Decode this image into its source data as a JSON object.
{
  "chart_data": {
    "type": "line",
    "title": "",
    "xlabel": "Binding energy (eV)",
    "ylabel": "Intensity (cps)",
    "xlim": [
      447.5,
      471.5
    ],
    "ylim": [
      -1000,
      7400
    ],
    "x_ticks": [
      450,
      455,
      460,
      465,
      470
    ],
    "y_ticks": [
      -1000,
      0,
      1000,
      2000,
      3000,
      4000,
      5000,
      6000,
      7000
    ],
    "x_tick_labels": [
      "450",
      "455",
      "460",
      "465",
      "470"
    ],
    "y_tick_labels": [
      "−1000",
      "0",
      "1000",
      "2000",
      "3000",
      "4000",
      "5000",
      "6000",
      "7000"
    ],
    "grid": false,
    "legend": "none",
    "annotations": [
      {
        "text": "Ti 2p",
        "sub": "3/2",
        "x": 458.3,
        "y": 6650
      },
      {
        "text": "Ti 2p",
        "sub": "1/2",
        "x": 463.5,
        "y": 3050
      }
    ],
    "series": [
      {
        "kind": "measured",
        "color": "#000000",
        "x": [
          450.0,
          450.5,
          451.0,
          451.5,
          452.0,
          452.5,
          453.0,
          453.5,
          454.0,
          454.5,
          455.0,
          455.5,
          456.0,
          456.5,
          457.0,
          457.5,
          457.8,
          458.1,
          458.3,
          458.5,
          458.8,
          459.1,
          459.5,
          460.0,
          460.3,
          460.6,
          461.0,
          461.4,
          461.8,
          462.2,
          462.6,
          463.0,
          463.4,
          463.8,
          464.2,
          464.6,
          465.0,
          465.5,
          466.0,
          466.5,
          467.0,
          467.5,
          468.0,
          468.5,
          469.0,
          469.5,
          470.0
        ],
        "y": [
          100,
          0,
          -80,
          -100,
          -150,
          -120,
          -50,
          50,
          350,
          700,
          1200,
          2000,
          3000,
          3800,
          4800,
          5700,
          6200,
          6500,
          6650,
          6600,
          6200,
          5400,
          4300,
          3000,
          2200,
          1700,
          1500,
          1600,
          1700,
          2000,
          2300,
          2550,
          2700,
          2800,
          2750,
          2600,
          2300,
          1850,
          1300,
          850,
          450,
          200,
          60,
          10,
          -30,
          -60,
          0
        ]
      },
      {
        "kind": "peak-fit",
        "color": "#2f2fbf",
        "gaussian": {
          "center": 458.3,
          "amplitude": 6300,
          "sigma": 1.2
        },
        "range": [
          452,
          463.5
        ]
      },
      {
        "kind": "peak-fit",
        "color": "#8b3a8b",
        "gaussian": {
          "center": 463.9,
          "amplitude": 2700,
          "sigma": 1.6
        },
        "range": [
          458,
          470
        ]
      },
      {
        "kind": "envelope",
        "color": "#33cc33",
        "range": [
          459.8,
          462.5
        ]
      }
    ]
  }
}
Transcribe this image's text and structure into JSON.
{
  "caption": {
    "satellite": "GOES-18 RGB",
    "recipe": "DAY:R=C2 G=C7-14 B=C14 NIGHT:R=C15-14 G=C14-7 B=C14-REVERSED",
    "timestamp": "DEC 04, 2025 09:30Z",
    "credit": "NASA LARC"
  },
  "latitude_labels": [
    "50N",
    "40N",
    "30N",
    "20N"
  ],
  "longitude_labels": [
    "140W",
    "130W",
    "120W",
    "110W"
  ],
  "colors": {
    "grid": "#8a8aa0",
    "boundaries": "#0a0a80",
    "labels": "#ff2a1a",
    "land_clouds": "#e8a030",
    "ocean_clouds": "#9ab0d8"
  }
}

TASK TO CARRY OUT: From the preceding material, extract every line exactly.

ANSWER TO THIS EXERCISE:
Decode this image into its source data as a JSON object.
{
  "chart_data": {
    "type": "line",
    "title": "",
    "xlabel": "Binding energy (eV)",
    "ylabel": "Intensity (cps)",
    "xlim": [
      447.5,
      471.5
    ],
    "ylim": [
      -1000,
      7400
    ],
    "x_ticks": [
      450,
      455,
      460,
      465,
      470
    ],
    "y_ticks": [
      -1000,
      0,
      1000,
      2000,
      3000,
      4000,
      5000,
      6000,
      7000
    ],
    "x_tick_labels": [
      "450",
      "455",
      "460",
      "465",
      "470"
    ],
    "y_tick_labels": [
      "−1000",
      "0",
      "1000",
      "2000",
      "3000",
      "4000",
      "5000",
      "6000",
      "7000"
    ],
    "grid": false,
    "legend": "none",
    "annotations": [
      {
        "text": "Ti 2p",
        "sub": "3/2",
        "x": 458.3,
        "y": 6650
      },
      {
        "text": "Ti 2p",
        "sub": "1/2",
        "x": 463.5,
        "y": 3050
      }
    ],
    "series": [
      {
        "kind": "measured",
        "color": "#000000",
        "x": [
          450.0,
          450.5,
          451.0,
          451.5,
          452.0,
          452.5,
          453.0,
          453.5,
          454.0,
          454.5,
          455.0,
          455.5,
          456.0,
          456.5,
          457.0,
          457.5,
          457.8,
          458.1,
          458.3,
          458.5,
          458.8,
          459.1,
          459.5,
          460.0,
          460.3,
          460.6,
          461.0,
          461.4,
          461.8,
          462.2,
          462.6,
          463.0,
          463.4,
          463.8,
          464.2,
          464.6,
          465.0,
          465.5,
          466.0,
          466.5,
          467.0,
          467.5,
          468.0,
          468.5,
          469.0,
          469.5,
          470.0
        ],
        "y": [
          100,
          0,
          -80,
          -100,
          -150,
          -120,
          -50,
          50,
          350,
          700,
          1200,
          2000,
          3000,
          3800,
          4800,
          5700,
          6200,
          6500,
          6650,
          6600,
          6200,
          5400,
          4300,
          3000,
          2200,
          1700,
          1500,
          1600,
          1700,
          2000,
          2300,
          2550,
          2700,
          2800,
          2750,
          2600,
          2300,
          1850,
          1300,
          850,
          450,
          200,
          60,
          10,
          -30,
          -60,
          0
        ]
      },
      {
        "kind": "peak-fit",
        "color": "#2f2fbf",
        "gaussian": {
          "center": 458.3,
          "amplitude": 6300,
          "sigma": 1.2
        },
        "range": [
          452,
          463.5
        ]
      },
      {
        "kind": "peak-fit",
        "color": "#8b3a8b",
        "gaussian": {
          "center": 463.9,
          "amplitude": 2700,
          "sigma": 1.6
        },
        "range": [
          458,
          470
        ]
      },
      {
        "kind": "envelope",
        "color": "#33cc33",
        "range": [
          459.8,
          462.5
        ]
      }
    ]
  }
}
Transcribe this image's text and structure into JSON.
{
  "caption": {
    "satellite": "GOES-18 RGB",
    "recipe": "DAY:R=C2 G=C7-14 B=C14 NIGHT:R=C15-14 G=C14-7 B=C14-REVERSED",
    "timestamp": "DEC 04, 2025 09:30Z",
    "credit": "NASA LARC"
  },
  "latitude_labels": [
    "50N",
    "40N",
    "30N",
    "20N"
  ],
  "longitude_labels": [
    "140W",
    "130W",
    "120W",
    "110W"
  ],
  "colors": {
    "grid": "#8a8aa0",
    "boundaries": "#0a0a80",
    "labels": "#ff2a1a",
    "land_clouds": "#e8a030",
    "ocean_clouds": "#9ab0d8"
  }
}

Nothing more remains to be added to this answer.